What to work on »
Return each line holding the string "title".

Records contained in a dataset
[start]
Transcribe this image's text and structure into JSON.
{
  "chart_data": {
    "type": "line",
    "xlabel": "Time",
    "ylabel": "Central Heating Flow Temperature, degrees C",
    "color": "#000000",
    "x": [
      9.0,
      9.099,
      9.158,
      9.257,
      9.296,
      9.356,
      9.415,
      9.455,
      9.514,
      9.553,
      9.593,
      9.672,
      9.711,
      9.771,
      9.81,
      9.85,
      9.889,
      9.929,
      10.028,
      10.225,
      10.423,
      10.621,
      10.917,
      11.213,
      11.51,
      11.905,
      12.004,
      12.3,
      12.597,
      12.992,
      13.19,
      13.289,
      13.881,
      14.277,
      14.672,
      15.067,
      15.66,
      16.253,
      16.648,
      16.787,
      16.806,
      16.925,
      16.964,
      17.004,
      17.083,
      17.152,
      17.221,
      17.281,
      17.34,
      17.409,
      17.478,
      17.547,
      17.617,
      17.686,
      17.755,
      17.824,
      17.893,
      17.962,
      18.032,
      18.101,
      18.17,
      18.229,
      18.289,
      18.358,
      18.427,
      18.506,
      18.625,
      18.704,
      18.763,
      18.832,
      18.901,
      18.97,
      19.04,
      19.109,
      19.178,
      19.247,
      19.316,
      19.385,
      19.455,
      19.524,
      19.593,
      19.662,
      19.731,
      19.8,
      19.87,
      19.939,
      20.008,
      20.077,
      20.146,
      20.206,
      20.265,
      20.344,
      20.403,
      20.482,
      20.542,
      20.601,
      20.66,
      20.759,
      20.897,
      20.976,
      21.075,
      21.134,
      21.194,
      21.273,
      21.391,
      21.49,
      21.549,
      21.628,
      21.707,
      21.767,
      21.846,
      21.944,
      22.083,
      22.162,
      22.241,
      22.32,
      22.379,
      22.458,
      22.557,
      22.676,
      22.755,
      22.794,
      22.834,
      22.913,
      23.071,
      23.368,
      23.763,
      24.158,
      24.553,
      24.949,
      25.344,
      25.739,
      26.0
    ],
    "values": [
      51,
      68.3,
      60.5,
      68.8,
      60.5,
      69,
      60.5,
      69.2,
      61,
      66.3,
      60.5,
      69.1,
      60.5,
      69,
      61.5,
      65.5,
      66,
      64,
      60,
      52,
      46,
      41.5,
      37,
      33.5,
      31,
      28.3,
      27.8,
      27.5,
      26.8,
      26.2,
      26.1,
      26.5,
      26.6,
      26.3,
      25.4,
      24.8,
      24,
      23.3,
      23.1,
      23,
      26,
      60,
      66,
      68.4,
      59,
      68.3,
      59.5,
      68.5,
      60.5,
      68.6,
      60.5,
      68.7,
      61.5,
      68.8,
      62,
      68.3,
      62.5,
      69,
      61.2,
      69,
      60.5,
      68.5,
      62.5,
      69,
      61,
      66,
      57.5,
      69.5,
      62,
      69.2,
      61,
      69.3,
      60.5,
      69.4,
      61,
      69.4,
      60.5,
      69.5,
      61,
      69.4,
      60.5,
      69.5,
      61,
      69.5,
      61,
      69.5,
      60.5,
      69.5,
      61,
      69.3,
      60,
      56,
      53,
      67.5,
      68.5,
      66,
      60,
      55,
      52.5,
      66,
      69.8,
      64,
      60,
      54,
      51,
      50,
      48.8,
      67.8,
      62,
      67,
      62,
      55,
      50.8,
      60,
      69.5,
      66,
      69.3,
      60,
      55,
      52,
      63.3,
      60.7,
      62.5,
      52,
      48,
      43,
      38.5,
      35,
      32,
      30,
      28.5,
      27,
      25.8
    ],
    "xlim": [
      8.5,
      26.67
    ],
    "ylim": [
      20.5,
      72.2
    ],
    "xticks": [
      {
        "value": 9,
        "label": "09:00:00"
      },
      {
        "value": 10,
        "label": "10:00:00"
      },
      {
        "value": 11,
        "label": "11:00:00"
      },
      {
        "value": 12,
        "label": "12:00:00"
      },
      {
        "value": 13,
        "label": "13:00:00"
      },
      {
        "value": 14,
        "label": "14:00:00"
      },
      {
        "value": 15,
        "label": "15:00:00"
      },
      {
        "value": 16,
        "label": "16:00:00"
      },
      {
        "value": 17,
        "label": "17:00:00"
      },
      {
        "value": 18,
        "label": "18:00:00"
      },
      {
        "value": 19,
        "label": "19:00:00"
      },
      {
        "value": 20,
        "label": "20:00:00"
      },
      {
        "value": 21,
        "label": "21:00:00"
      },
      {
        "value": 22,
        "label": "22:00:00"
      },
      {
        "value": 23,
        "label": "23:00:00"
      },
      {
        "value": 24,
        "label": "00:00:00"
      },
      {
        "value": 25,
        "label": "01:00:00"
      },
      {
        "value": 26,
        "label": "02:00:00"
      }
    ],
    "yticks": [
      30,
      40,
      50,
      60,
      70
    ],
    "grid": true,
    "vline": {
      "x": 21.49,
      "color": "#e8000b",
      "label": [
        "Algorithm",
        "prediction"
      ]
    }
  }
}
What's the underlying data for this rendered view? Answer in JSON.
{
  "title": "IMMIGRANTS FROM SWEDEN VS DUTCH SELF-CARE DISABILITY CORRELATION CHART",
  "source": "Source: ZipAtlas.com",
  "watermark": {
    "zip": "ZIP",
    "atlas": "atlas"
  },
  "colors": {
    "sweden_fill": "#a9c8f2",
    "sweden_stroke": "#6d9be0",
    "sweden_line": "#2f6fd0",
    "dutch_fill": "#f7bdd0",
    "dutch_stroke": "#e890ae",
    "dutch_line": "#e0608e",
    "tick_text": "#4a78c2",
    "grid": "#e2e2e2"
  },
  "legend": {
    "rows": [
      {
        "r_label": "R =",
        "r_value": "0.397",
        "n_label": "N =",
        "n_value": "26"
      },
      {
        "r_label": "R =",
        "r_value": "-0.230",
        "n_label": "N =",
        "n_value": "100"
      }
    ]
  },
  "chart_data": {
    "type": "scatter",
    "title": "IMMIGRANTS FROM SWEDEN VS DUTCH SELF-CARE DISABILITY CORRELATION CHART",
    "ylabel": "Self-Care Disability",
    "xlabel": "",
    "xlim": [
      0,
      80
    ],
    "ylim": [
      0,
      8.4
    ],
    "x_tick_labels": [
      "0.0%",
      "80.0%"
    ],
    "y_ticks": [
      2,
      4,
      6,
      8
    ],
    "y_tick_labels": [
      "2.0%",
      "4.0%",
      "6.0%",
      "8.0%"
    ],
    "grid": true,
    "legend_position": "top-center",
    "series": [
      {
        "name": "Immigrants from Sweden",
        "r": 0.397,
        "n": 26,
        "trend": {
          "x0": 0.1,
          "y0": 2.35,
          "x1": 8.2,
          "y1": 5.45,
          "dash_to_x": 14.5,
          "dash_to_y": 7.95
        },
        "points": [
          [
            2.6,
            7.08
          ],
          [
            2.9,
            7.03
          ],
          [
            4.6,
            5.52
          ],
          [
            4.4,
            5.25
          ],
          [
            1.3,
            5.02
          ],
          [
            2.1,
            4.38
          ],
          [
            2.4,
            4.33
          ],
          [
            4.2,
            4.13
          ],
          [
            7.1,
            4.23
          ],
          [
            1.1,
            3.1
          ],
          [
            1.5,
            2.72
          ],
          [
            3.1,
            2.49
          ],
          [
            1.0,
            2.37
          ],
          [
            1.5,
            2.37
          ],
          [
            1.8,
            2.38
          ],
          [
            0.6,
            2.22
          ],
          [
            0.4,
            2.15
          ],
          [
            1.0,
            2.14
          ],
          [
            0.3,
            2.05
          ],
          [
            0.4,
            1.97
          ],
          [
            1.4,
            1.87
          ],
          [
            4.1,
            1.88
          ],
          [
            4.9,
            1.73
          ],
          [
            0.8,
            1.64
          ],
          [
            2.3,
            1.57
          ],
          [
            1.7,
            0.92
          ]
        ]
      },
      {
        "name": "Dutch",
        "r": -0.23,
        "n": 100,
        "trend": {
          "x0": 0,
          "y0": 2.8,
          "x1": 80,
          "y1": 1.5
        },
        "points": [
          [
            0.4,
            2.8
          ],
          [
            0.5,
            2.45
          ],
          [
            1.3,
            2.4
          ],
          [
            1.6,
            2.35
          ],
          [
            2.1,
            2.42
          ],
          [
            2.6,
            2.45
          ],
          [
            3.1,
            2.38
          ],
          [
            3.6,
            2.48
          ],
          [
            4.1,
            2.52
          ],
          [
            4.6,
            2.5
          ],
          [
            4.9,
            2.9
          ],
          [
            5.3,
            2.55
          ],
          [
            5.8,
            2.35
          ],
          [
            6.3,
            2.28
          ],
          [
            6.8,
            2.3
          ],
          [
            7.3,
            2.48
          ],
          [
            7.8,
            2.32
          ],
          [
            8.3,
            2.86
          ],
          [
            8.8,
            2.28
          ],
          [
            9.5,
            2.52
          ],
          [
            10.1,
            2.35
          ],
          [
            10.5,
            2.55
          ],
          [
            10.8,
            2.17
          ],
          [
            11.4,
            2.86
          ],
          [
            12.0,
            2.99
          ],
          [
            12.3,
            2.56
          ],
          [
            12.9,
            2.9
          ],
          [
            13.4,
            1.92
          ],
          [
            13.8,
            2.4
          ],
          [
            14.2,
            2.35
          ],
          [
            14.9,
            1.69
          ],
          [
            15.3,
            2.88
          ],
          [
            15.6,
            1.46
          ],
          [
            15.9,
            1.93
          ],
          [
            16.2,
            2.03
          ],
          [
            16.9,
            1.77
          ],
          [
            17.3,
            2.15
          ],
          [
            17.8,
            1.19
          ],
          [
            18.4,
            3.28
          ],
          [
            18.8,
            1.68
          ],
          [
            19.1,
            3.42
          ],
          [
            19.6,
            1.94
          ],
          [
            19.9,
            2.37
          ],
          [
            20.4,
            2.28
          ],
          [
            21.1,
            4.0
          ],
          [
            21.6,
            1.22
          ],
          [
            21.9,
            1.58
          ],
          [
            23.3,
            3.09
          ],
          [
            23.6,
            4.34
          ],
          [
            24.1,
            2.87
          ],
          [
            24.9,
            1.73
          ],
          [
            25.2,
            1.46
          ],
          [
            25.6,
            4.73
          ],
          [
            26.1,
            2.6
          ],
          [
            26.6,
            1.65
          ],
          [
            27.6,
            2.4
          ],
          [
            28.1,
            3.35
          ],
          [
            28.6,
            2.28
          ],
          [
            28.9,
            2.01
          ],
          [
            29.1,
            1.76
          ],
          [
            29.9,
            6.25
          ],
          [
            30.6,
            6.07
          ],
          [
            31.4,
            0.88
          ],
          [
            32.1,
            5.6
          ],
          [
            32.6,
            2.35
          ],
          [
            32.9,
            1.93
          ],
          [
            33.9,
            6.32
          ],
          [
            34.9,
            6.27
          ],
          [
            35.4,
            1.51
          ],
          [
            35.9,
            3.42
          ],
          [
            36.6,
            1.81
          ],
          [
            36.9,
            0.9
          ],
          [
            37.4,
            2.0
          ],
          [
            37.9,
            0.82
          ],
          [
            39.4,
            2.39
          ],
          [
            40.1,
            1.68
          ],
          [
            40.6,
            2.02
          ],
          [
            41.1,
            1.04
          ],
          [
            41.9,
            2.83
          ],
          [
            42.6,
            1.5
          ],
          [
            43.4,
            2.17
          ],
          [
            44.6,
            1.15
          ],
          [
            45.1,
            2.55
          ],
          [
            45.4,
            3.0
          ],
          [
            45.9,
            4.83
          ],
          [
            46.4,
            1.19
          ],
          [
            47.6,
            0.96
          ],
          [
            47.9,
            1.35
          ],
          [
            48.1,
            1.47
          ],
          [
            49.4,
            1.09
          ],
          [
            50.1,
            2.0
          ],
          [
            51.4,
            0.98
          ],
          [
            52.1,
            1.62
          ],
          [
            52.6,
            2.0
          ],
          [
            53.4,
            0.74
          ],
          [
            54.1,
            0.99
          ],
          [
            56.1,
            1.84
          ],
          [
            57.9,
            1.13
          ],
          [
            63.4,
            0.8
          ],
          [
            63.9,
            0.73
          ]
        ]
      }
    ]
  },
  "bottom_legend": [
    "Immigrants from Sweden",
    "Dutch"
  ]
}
[end]
Result of this task »
  "title": "IMMIGRANTS FROM SWEDEN VS DUTCH SELF-CARE DISABILITY CORRELATION CHART",
    "title": "IMMIGRANTS FROM SWEDEN VS DUTCH SELF-CARE DISABILITY CORRELATION CHART",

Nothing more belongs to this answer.